#### WHAT IS BEING ASKED:
Give the number of lines below that contain the word "Статья", and nothing else.

+++

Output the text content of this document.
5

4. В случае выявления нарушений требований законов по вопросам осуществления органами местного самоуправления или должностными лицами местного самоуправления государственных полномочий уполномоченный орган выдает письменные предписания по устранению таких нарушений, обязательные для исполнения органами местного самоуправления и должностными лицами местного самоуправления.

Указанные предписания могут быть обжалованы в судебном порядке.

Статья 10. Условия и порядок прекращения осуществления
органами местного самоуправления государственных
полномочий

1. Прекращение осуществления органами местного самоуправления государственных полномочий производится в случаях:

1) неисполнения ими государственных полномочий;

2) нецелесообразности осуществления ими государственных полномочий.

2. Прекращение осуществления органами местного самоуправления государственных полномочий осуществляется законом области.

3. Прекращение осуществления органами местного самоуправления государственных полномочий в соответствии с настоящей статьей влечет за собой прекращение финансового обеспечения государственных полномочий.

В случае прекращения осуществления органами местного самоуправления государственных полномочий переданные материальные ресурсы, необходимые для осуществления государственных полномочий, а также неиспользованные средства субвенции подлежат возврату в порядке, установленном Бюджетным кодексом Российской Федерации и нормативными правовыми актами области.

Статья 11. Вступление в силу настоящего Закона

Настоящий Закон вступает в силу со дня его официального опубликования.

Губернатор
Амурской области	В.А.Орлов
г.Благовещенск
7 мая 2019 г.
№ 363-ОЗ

+++

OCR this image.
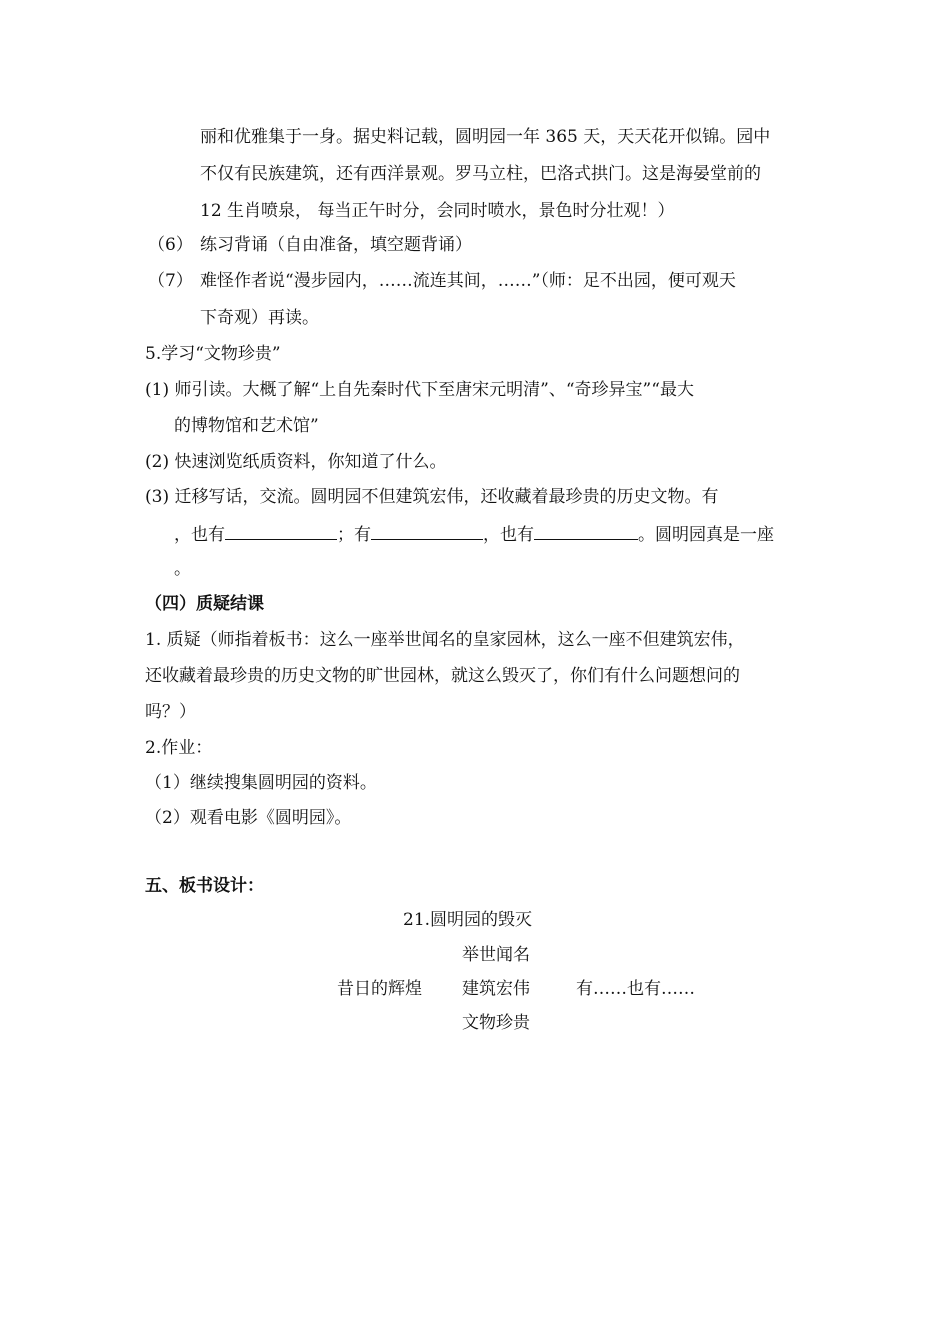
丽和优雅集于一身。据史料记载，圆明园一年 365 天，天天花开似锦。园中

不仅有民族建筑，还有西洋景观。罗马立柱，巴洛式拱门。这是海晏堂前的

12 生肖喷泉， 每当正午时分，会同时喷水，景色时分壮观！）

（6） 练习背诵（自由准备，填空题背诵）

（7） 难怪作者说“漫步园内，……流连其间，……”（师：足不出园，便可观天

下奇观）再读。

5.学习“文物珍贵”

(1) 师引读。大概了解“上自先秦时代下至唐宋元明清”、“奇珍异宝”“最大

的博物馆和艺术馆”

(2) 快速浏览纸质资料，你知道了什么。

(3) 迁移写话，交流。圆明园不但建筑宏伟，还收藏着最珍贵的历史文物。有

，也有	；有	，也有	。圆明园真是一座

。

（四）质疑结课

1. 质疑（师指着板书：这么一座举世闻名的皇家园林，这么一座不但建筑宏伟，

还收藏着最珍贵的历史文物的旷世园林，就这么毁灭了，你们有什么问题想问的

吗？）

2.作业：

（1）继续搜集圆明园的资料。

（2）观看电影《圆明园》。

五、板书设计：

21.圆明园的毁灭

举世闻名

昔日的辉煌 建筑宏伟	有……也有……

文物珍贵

+++

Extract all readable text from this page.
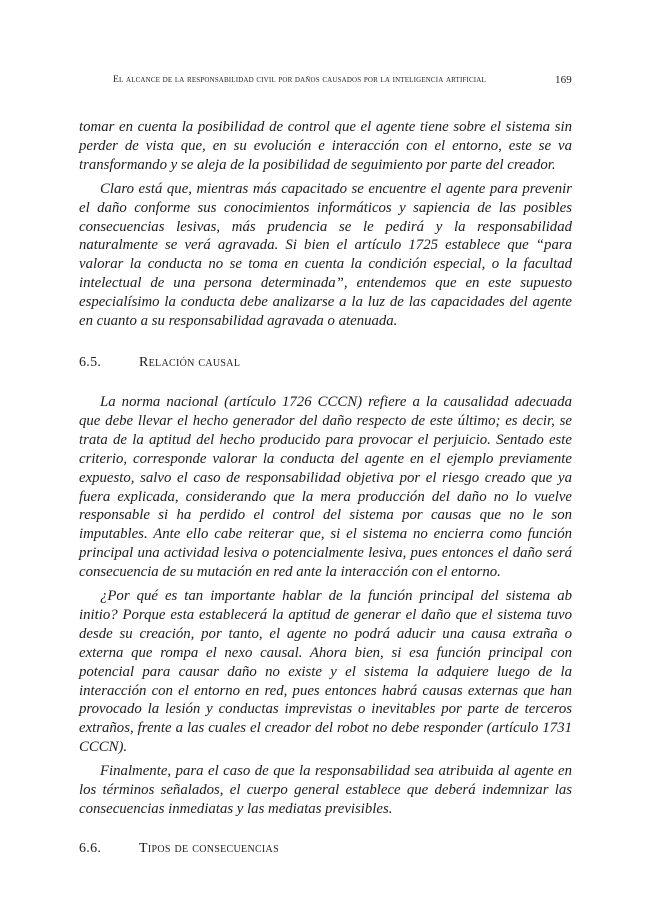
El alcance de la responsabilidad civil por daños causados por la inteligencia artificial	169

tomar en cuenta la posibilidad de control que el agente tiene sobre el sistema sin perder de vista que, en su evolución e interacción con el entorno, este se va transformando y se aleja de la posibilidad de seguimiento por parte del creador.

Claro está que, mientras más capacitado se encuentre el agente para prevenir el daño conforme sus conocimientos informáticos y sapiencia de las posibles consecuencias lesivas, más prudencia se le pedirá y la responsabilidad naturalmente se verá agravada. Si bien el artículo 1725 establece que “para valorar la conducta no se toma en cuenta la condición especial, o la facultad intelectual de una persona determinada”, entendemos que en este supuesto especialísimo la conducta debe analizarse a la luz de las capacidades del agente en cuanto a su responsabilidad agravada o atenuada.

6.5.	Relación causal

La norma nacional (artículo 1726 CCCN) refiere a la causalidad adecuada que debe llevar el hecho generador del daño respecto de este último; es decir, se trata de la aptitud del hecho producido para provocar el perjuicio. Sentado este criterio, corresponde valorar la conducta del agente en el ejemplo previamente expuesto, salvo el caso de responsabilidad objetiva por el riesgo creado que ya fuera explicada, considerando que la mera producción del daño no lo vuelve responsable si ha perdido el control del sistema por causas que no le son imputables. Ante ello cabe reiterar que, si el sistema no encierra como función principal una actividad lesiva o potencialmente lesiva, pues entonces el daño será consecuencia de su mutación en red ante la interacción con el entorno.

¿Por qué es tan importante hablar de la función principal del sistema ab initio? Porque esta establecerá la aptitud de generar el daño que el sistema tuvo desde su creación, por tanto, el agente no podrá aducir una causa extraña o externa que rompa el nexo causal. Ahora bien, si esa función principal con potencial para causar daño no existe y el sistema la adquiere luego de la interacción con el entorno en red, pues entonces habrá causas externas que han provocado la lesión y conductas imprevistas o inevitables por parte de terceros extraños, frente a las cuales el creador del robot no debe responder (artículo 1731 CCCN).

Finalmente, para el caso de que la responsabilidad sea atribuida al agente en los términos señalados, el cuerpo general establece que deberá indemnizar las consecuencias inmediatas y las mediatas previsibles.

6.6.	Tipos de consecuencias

+++

#### EXPECTED ANSWER:
2